# What the exercise asks
Copy out every line of the items below, word for word, without changing anything.

# Entries shown
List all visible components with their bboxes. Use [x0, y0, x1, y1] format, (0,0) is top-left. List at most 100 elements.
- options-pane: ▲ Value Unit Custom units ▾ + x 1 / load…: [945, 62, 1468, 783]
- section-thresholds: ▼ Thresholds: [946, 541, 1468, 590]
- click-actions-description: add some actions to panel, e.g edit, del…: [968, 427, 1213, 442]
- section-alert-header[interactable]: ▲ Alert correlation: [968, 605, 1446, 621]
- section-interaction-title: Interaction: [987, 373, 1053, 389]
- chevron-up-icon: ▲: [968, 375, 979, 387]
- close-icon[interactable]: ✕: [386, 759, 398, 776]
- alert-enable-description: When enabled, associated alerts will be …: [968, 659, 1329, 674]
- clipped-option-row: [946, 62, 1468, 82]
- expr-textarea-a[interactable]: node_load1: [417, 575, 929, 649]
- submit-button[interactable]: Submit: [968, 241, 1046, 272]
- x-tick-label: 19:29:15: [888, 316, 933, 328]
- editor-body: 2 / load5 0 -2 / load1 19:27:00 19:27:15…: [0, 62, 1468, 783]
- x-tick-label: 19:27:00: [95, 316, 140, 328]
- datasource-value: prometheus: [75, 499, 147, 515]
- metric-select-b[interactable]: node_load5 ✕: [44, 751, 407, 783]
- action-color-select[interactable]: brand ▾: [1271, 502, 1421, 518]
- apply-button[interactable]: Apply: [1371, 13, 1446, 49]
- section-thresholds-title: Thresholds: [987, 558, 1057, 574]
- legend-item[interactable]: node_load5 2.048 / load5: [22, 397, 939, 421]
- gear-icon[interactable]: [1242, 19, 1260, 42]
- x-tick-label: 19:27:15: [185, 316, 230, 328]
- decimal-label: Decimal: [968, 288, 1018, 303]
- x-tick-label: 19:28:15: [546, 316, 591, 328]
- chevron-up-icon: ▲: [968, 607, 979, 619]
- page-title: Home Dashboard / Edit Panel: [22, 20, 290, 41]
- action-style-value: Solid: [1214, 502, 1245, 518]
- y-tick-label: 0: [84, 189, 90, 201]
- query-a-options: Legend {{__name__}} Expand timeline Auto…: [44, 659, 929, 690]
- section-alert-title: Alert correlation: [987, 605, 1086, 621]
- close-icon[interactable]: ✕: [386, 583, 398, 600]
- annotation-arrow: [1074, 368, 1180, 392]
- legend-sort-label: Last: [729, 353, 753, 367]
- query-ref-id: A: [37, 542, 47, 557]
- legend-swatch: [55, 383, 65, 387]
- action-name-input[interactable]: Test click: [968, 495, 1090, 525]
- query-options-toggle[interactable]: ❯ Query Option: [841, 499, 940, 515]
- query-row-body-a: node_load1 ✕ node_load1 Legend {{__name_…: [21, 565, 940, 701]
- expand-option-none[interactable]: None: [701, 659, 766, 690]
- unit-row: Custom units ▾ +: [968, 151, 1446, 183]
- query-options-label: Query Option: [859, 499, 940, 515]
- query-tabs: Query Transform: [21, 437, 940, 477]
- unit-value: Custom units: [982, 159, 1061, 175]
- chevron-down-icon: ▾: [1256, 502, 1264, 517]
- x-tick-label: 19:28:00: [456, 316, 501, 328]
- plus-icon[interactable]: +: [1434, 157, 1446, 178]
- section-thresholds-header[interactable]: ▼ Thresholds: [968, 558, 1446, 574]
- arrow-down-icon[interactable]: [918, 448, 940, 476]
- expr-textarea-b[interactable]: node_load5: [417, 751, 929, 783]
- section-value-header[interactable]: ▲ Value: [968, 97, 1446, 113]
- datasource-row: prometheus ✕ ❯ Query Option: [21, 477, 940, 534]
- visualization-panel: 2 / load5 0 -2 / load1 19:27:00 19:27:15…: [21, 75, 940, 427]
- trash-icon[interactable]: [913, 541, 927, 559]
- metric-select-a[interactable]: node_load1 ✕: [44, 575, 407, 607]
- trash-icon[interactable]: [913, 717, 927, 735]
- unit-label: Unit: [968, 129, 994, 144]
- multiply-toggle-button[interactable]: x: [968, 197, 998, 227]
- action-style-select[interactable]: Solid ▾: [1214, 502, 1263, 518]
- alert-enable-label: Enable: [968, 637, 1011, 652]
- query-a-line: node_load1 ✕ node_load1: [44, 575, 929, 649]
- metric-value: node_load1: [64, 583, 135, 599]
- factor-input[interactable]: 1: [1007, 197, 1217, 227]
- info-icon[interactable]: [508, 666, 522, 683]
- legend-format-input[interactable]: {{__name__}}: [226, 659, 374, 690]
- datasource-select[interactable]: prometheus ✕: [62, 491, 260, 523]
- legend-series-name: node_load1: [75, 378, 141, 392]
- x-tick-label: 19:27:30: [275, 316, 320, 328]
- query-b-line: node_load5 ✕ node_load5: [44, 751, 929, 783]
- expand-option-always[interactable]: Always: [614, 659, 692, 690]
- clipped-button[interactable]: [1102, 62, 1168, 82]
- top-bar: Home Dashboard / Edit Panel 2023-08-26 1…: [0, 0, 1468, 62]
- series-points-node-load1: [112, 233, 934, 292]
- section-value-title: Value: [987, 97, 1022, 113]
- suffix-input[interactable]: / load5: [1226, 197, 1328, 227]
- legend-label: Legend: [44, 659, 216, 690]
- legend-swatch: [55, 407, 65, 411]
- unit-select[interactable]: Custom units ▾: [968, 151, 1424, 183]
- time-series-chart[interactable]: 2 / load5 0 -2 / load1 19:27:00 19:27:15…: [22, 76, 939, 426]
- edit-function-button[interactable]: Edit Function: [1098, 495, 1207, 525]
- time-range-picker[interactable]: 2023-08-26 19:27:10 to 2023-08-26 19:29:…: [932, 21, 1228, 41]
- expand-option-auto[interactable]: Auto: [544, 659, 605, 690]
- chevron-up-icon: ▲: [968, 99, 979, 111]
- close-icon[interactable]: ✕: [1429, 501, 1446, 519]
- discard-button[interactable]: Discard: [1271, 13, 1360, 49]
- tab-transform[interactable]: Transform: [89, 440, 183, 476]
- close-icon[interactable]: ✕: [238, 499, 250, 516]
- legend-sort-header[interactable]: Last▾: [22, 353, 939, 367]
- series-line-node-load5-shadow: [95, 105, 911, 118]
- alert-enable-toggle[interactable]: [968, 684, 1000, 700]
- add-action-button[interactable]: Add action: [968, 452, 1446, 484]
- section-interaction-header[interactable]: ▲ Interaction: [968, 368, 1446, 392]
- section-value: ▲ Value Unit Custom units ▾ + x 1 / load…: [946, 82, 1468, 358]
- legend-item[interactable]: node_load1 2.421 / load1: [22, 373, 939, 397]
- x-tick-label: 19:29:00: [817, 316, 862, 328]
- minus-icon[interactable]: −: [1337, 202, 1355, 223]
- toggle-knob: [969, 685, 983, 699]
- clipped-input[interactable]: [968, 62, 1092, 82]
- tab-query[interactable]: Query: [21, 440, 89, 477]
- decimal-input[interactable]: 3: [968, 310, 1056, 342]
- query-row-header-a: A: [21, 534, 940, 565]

# Task response
List all visible components with their bboxes. Use [x0, y0, x1, y1] format, (0,0) is top-left. List at most 100 elements.
- options-pane: ▲ Value Unit Custom units ▾ + x 1 / load…: [945, 62, 1468, 783]
- section-thresholds: ▼ Thresholds: [946, 541, 1468, 590]
- click-actions-description: add some actions to panel, e.g edit, del…: [968, 427, 1213, 442]
- section-alert-header[interactable]: ▲ Alert correlation: [968, 605, 1446, 621]
- section-interaction-title: Interaction: [987, 373, 1053, 389]
- chevron-up-icon: ▲: [968, 375, 979, 387]
- close-icon[interactable]: ✕: [386, 759, 398, 776]
- alert-enable-description: When enabled, associated alerts will be …: [968, 659, 1329, 674]
- clipped-option-row: [946, 62, 1468, 82]
- expr-textarea-a[interactable]: node_load1: [417, 575, 929, 649]
- submit-button[interactable]: Submit: [968, 241, 1046, 272]
- x-tick-label: 19:29:15: [888, 316, 933, 328]
- editor-body: 2 / load5 0 -2 / load1 19:27:00 19:27:15…: [0, 62, 1468, 783]
- x-tick-label: 19:27:00: [95, 316, 140, 328]
- datasource-value: prometheus: [75, 499, 147, 515]
- metric-select-b[interactable]: node_load5 ✕: [44, 751, 407, 783]
- action-color-select[interactable]: brand ▾: [1271, 502, 1421, 518]
- apply-button[interactable]: Apply: [1371, 13, 1446, 49]
- section-thresholds-title: Thresholds: [987, 558, 1057, 574]
- legend-item[interactable]: node_load5 2.048 / load5: [22, 397, 939, 421]
- gear-icon[interactable]: [1242, 19, 1260, 42]
- x-tick-label: 19:27:15: [185, 316, 230, 328]
- decimal-label: Decimal: [968, 288, 1018, 303]
- x-tick-label: 19:28:15: [546, 316, 591, 328]
- chevron-up-icon: ▲: [968, 607, 979, 619]
- page-title: Home Dashboard / Edit Panel: [22, 20, 290, 41]
- action-style-value: Solid: [1214, 502, 1245, 518]
- y-tick-label: 0: [84, 189, 90, 201]
- query-a-options: Legend {{__name__}} Expand timeline Auto…: [44, 659, 929, 690]
- section-alert-title: Alert correlation: [987, 605, 1086, 621]
- close-icon[interactable]: ✕: [386, 583, 398, 600]
- annotation-arrow: [1074, 368, 1180, 392]
- legend-sort-label: Last: [729, 353, 753, 367]
- query-ref-id: A: [37, 542, 47, 557]
- legend-swatch: [55, 383, 65, 387]
- action-name-input[interactable]: Test click: [968, 495, 1090, 525]
- query-options-toggle[interactable]: ❯ Query Option: [841, 499, 940, 515]
- query-row-body-a: node_load1 ✕ node_load1 Legend {{__name_…: [21, 565, 940, 701]
- expand-option-none[interactable]: None: [701, 659, 766, 690]
- unit-row: Custom units ▾ +: [968, 151, 1446, 183]
- query-options-label: Query Option: [859, 499, 940, 515]
- query-tabs: Query Transform: [21, 437, 940, 477]
- unit-value: Custom units: [982, 159, 1061, 175]
- chevron-down-icon: ▾: [1256, 502, 1264, 517]
- x-tick-label: 19:28:00: [456, 316, 501, 328]
- plus-icon[interactable]: +: [1434, 157, 1446, 178]
- section-thresholds-header[interactable]: ▼ Thresholds: [968, 558, 1446, 574]
- arrow-down-icon[interactable]: [918, 448, 940, 476]
- expr-textarea-b[interactable]: node_load5: [417, 751, 929, 783]
- section-value-header[interactable]: ▲ Value: [968, 97, 1446, 113]
- datasource-row: prometheus ✕ ❯ Query Option: [21, 477, 940, 534]
- visualization-panel: 2 / load5 0 -2 / load1 19:27:00 19:27:15…: [21, 75, 940, 427]
- trash-icon[interactable]: [913, 541, 927, 559]
- metric-select-a[interactable]: node_load1 ✕: [44, 575, 407, 607]
- trash-icon[interactable]: [913, 717, 927, 735]
- unit-label: Unit: [968, 129, 994, 144]
- multiply-toggle-button[interactable]: x: [968, 197, 998, 227]
- action-style-select[interactable]: Solid ▾: [1214, 502, 1263, 518]
- alert-enable-label: Enable: [968, 637, 1011, 652]
- query-a-line: node_load1 ✕ node_load1: [44, 575, 929, 649]
- metric-value: node_load1: [64, 583, 135, 599]
- factor-input[interactable]: 1: [1007, 197, 1217, 227]
- info-icon[interactable]: [508, 666, 522, 683]
- legend-format-input[interactable]: {{__name__}}: [226, 659, 374, 690]
- datasource-select[interactable]: prometheus ✕: [62, 491, 260, 523]
- legend-series-name: node_load1: [75, 378, 141, 392]
- x-tick-label: 19:27:30: [275, 316, 320, 328]
- query-b-line: node_load5 ✕ node_load5: [44, 751, 929, 783]
- expand-option-always[interactable]: Always: [614, 659, 692, 690]
- clipped-button[interactable]: [1102, 62, 1168, 82]
- top-bar: Home Dashboard / Edit Panel 2023-08-26 1…: [0, 0, 1468, 62]
- series-points-node-load1: [112, 233, 934, 292]
- section-value-title: Value: [987, 97, 1022, 113]
- suffix-input[interactable]: / load5: [1226, 197, 1328, 227]
- legend-label: Legend: [44, 659, 216, 690]
- legend-swatch: [55, 407, 65, 411]
- unit-select[interactable]: Custom units ▾: [968, 151, 1424, 183]
- time-series-chart[interactable]: 2 / load5 0 -2 / load1 19:27:00 19:27:15…: [22, 76, 939, 426]
- edit-function-button[interactable]: Edit Function: [1098, 495, 1207, 525]
- time-range-picker[interactable]: 2023-08-26 19:27:10 to 2023-08-26 19:29:…: [932, 21, 1228, 41]
- expand-option-auto[interactable]: Auto: [544, 659, 605, 690]
- chevron-up-icon: ▲: [968, 99, 979, 111]
- close-icon[interactable]: ✕: [1429, 501, 1446, 519]
- discard-button[interactable]: Discard: [1271, 13, 1360, 49]
- tab-transform[interactable]: Transform: [89, 440, 183, 476]
- close-icon[interactable]: ✕: [238, 499, 250, 516]
- legend-sort-header[interactable]: Last▾: [22, 353, 939, 367]
- series-line-node-load5-shadow: [95, 105, 911, 118]
- alert-enable-toggle[interactable]: [968, 684, 1000, 700]
- add-action-button[interactable]: Add action: [968, 452, 1446, 484]
- section-interaction-header[interactable]: ▲ Interaction: [968, 368, 1446, 392]
- section-value: ▲ Value Unit Custom units ▾ + x 1 / load…: [946, 82, 1468, 358]
- legend-item[interactable]: node_load1 2.421 / load1: [22, 373, 939, 397]
- x-tick-label: 19:29:00: [817, 316, 862, 328]
- minus-icon[interactable]: −: [1337, 202, 1355, 223]
- toggle-knob: [969, 685, 983, 699]
- clipped-input[interactable]: [968, 62, 1092, 82]
- tab-query[interactable]: Query: [21, 440, 89, 477]
- decimal-input[interactable]: 3: [968, 310, 1056, 342]
- query-row-header-a: A: [21, 534, 940, 565]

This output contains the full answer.